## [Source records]
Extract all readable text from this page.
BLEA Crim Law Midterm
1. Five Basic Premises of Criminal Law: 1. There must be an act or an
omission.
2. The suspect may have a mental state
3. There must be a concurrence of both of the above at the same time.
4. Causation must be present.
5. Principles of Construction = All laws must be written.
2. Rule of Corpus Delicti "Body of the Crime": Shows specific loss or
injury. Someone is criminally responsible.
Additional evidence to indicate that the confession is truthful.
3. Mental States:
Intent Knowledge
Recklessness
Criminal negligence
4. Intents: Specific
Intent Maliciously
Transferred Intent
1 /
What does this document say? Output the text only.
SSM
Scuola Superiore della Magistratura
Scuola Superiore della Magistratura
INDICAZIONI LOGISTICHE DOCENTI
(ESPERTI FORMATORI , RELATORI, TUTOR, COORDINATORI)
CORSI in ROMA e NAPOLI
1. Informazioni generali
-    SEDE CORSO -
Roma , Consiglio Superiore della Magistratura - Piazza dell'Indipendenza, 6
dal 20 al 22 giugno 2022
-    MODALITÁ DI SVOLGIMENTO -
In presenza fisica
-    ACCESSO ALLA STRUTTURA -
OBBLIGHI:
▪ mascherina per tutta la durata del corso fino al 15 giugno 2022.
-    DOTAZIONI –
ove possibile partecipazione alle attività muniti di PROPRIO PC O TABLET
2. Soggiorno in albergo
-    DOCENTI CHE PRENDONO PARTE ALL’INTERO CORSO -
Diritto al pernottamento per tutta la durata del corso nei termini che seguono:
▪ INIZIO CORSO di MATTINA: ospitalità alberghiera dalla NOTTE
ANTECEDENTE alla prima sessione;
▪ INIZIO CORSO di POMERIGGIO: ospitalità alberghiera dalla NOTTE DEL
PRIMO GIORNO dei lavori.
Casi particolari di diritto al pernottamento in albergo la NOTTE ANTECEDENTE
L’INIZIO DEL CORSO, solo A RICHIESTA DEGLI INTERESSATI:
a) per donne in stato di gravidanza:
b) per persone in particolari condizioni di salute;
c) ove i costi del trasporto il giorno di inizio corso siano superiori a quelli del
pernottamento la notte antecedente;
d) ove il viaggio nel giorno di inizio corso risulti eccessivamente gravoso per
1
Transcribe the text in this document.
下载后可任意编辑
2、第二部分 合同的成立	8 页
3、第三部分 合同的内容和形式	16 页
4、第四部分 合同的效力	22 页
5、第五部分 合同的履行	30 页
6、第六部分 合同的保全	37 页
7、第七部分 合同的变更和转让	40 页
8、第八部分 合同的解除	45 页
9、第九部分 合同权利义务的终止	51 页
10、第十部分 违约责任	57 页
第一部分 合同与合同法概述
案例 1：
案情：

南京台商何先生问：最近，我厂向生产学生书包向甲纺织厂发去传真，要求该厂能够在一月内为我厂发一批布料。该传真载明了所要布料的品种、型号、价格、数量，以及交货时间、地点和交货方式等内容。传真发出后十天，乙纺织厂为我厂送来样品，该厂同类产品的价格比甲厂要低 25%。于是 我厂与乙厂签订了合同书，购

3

## [Task objective]
Lines of the material that contain the word "DOCENTI" are to be gathered.

## [Output below]
INDICAZIONI LOGISTICHE DOCENTI
-    DOCENTI CHE PRENDONO PARTE ALL’INTERO CORSO -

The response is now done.